• **DATA LISTING**
-*-*-
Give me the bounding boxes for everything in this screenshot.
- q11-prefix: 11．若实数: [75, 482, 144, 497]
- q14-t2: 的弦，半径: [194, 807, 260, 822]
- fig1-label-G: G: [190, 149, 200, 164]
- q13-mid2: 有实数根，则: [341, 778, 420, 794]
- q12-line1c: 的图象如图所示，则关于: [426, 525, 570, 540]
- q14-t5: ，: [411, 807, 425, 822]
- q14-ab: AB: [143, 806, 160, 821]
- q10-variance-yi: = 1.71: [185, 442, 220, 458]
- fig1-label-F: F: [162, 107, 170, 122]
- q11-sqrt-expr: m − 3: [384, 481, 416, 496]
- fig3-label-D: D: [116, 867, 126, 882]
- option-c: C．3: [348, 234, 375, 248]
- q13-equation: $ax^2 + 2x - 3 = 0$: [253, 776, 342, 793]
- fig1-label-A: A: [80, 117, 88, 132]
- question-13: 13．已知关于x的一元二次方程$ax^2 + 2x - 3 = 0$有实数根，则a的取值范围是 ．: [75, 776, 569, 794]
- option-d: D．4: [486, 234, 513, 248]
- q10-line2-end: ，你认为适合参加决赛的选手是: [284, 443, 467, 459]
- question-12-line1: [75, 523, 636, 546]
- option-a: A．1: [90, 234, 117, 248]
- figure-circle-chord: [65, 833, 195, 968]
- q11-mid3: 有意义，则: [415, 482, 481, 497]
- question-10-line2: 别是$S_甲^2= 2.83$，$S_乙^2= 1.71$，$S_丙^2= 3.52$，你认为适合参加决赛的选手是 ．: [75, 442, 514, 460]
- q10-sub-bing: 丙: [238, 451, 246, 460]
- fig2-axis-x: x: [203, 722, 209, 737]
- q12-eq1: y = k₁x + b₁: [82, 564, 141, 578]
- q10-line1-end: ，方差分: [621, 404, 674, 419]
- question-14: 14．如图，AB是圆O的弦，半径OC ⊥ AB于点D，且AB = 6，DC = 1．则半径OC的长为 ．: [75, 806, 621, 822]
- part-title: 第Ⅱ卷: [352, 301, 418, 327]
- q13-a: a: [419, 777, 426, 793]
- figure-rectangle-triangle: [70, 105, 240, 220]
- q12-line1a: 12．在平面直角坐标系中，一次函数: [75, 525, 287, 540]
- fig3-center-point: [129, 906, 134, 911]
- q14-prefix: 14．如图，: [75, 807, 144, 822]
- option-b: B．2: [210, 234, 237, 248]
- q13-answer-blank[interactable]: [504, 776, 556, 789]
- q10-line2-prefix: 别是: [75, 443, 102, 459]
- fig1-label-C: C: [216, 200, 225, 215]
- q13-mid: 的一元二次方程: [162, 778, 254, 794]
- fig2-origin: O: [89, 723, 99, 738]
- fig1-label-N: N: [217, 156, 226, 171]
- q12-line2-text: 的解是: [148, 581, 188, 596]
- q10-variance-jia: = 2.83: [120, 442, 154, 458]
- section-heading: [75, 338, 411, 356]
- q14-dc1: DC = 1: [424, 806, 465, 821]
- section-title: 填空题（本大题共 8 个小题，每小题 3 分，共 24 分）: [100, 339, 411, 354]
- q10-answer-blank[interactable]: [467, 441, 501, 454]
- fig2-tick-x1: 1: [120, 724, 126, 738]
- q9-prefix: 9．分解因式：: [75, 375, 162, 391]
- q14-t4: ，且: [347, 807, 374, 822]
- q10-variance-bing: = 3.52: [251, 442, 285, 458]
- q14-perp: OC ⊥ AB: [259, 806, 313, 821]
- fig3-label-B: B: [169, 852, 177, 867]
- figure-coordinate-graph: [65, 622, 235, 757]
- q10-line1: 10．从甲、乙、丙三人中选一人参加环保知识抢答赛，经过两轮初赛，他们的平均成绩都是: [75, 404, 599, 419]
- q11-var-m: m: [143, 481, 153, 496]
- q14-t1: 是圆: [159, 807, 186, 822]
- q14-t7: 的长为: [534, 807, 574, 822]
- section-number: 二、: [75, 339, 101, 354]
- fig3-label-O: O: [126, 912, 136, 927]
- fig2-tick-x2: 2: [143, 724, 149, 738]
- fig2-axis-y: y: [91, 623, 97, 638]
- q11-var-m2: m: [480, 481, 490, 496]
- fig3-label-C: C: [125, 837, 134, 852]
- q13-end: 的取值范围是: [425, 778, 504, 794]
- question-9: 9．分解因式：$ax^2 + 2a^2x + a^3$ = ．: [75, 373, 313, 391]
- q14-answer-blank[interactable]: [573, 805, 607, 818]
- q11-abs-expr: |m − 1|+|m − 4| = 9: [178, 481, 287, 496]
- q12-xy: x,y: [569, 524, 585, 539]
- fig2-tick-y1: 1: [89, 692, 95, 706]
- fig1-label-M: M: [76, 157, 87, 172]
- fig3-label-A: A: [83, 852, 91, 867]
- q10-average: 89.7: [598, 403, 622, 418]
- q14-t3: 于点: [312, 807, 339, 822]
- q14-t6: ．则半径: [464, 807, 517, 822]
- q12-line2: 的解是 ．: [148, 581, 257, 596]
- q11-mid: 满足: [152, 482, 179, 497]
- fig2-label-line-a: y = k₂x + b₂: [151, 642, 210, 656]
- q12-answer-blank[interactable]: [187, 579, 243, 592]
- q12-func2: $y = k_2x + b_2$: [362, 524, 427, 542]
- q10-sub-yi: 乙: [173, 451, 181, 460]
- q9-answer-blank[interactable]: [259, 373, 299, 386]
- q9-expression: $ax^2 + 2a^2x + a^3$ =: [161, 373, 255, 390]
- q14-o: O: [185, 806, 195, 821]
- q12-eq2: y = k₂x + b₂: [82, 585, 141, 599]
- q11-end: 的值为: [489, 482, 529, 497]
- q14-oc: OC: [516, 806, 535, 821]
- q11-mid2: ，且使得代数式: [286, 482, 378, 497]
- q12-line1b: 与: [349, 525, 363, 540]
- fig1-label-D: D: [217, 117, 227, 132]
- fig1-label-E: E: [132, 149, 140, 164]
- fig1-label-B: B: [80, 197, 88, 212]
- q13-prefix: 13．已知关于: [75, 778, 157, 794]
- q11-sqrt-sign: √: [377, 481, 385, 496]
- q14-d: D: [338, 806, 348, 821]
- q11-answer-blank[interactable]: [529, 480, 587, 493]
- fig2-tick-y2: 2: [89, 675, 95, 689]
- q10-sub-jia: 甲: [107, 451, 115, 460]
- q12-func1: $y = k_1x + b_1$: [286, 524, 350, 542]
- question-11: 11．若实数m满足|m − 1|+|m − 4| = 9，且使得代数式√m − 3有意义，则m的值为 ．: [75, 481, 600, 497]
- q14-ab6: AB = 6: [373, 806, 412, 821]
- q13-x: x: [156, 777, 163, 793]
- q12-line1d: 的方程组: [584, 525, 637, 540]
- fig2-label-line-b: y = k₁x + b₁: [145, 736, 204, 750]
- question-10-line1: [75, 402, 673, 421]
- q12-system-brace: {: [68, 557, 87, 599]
-*-*-
• **GOAL**
Please write out every line of the material above as a numbered list, leaving out any blank lines.

• **OUTPUT**
1. Give me the bounding boxes for everything in this screenshot.
2. - q11-prefix: 11．若实数: [75, 482, 144, 497]
3. - q14-t2: 的弦，半径: [194, 807, 260, 822]
4. - fig1-label-G: G: [190, 149, 200, 164]
5. - q13-mid2: 有实数根，则: [341, 778, 420, 794]
6. - q12-line1c: 的图象如图所示，则关于: [426, 525, 570, 540]
7. - q14-t5: ，: [411, 807, 425, 822]
8. - q14-ab: AB: [143, 806, 160, 821]
9. - q10-variance-yi: = 1.71: [185, 442, 220, 458]
10. - fig1-label-F: F: [162, 107, 170, 122]
11. - q11-sqrt-expr: m − 3: [384, 481, 416, 496]
12. - fig3-label-D: D: [116, 867, 126, 882]
13. - option-c: C．3: [348, 234, 375, 248]
14. - q13-equation: $ax^2 + 2x - 3 = 0$: [253, 776, 342, 793]
15. - fig1-label-A: A: [80, 117, 88, 132]
16. - question-13: 13．已知关于x的一元二次方程$ax^2 + 2x - 3 = 0$有实数根，则a的取值范围是 ．: [75, 776, 569, 794]
17. - option-d: D．4: [486, 234, 513, 248]
18. - q10-line2-end: ，你认为适合参加决赛的选手是: [284, 443, 467, 459]
19. - question-12-line1: [75, 523, 636, 546]
20. - option-a: A．1: [90, 234, 117, 248]
21. - figure-circle-chord: [65, 833, 195, 968]
22. - q11-mid3: 有意义，则: [415, 482, 481, 497]
23. - question-10-line2: 别是$S_甲^2= 2.83$，$S_乙^2= 1.71$，$S_丙^2= 3.52$，你认为适合参加决赛的选手是 ．: [75, 442, 514, 460]
24. - q10-sub-bing: 丙: [238, 451, 246, 460]
25. - fig2-axis-x: x: [203, 722, 209, 737]
26. - q12-eq1: y = k₁x + b₁: [82, 564, 141, 578]
27. - q10-line1-end: ，方差分: [621, 404, 674, 419]
28. - question-14: 14．如图，AB是圆O的弦，半径OC ⊥ AB于点D，且AB = 6，DC = 1．则半径OC的长为 ．: [75, 806, 621, 822]
29. - part-title: 第Ⅱ卷: [352, 301, 418, 327]
30. - q13-a: a: [419, 777, 426, 793]
31. - figure-rectangle-triangle: [70, 105, 240, 220]
32. - q12-line1a: 12．在平面直角坐标系中，一次函数: [75, 525, 287, 540]
33. - fig3-center-point: [129, 906, 134, 911]
34. - q14-prefix: 14．如图，: [75, 807, 144, 822]
35. - option-b: B．2: [210, 234, 237, 248]
36. - q13-answer-blank[interactable]: [504, 776, 556, 789]
37. - q10-line2-prefix: 别是: [75, 443, 102, 459]
38. - fig1-label-C: C: [216, 200, 225, 215]
39. - q13-mid: 的一元二次方程: [162, 778, 254, 794]
40. - fig2-origin: O: [89, 723, 99, 738]
41. - fig1-label-N: N: [217, 156, 226, 171]
42. - q12-line2-text: 的解是: [148, 581, 188, 596]
43. - q10-variance-jia: = 2.83: [120, 442, 154, 458]
44. - section-heading: [75, 338, 411, 356]
45. - q14-dc1: DC = 1: [424, 806, 465, 821]
46. - section-title: 填空题（本大题共 8 个小题，每小题 3 分，共 24 分）: [100, 339, 411, 354]
47. - q10-answer-blank[interactable]: [467, 441, 501, 454]
48. - fig2-tick-x1: 1: [120, 724, 126, 738]
49. - q9-prefix: 9．分解因式：: [75, 375, 162, 391]
50. - q14-t4: ，且: [347, 807, 374, 822]
51. - q10-variance-bing: = 3.52: [251, 442, 285, 458]
52. - q14-perp: OC ⊥ AB: [259, 806, 313, 821]
53. - fig3-label-B: B: [169, 852, 177, 867]
54. - figure-coordinate-graph: [65, 622, 235, 757]
55. - q10-line1: 10．从甲、乙、丙三人中选一人参加环保知识抢答赛，经过两轮初赛，他们的平均成绩都是: [75, 404, 599, 419]
56. - q11-var-m: m: [143, 481, 153, 496]
57. - q14-t1: 是圆: [159, 807, 186, 822]
58. - q14-t7: 的长为: [534, 807, 574, 822]
59. - section-number: 二、: [75, 339, 101, 354]
60. - fig3-label-O: O: [126, 912, 136, 927]
61. - fig2-tick-x2: 2: [143, 724, 149, 738]
62. - fig2-axis-y: y: [91, 623, 97, 638]
63. - q11-var-m2: m: [480, 481, 490, 496]
64. - fig3-label-C: C: [125, 837, 134, 852]
65. - q13-end: 的取值范围是: [425, 778, 504, 794]
66. - question-9: 9．分解因式：$ax^2 + 2a^2x + a^3$ = ．: [75, 373, 313, 391]
67. - q14-answer-blank[interactable]: [573, 805, 607, 818]
68. - q11-abs-expr: |m − 1|+|m − 4| = 9: [178, 481, 287, 496]
69. - q12-xy: x,y: [569, 524, 585, 539]
70. - fig2-tick-y1: 1: [89, 692, 95, 706]
71. - fig1-label-M: M: [76, 157, 87, 172]
72. - fig3-label-A: A: [83, 852, 91, 867]
73. - q10-average: 89.7: [598, 403, 622, 418]
74. - q14-t3: 于点: [312, 807, 339, 822]
75. - q14-t6: ．则半径: [464, 807, 517, 822]
76. - q12-line2: 的解是 ．: [148, 581, 257, 596]
77. - q11-mid: 满足: [152, 482, 179, 497]
78. - fig2-label-line-a: y = k₂x + b₂: [151, 642, 210, 656]
79. - q12-answer-blank[interactable]: [187, 579, 243, 592]
80. - q12-func2: $y = k_2x + b_2$: [362, 524, 427, 542]
81. - q10-sub-yi: 乙: [173, 451, 181, 460]
82. - q9-answer-blank[interactable]: [259, 373, 299, 386]
83. - q9-expression: $ax^2 + 2a^2x + a^3$ =: [161, 373, 255, 390]
84. - q14-o: O: [185, 806, 195, 821]
85. - q12-eq2: y = k₂x + b₂: [82, 585, 141, 599]
86. - q11-end: 的值为: [489, 482, 529, 497]
87. - q14-oc: OC: [516, 806, 535, 821]
88. - q11-mid2: ，且使得代数式: [286, 482, 378, 497]
89. - q12-line1b: 与: [349, 525, 363, 540]
90. - fig1-label-D: D: [217, 117, 227, 132]
91. - fig1-label-E: E: [132, 149, 140, 164]
92. - fig1-label-B: B: [80, 197, 88, 212]
93. - q13-prefix: 13．已知关于: [75, 778, 157, 794]
94. - q11-sqrt-sign: √: [377, 481, 385, 496]
95. - q14-d: D: [338, 806, 348, 821]
96. - q11-answer-blank[interactable]: [529, 480, 587, 493]
97. - fig2-tick-y2: 2: [89, 675, 95, 689]
98. - q10-sub-jia: 甲: [107, 451, 115, 460]
99. - q12-func1: $y = k_1x + b_1$: [286, 524, 350, 542]
100. - question-11: 11．若实数m满足|m − 1|+|m − 4| = 9，且使得代数式√m − 3有意义，则m的值为 ．: [75, 481, 600, 497]
101. - q14-ab6: AB = 6: [373, 806, 412, 821]
102. - q13-x: x: [156, 777, 163, 793]
103. - q12-line1d: 的方程组: [584, 525, 637, 540]
104. - fig2-label-line-b: y = k₁x + b₁: [145, 736, 204, 750]
105. - question-10-line1: [75, 402, 673, 421]
106. - q12-system-brace: {: [68, 557, 87, 599]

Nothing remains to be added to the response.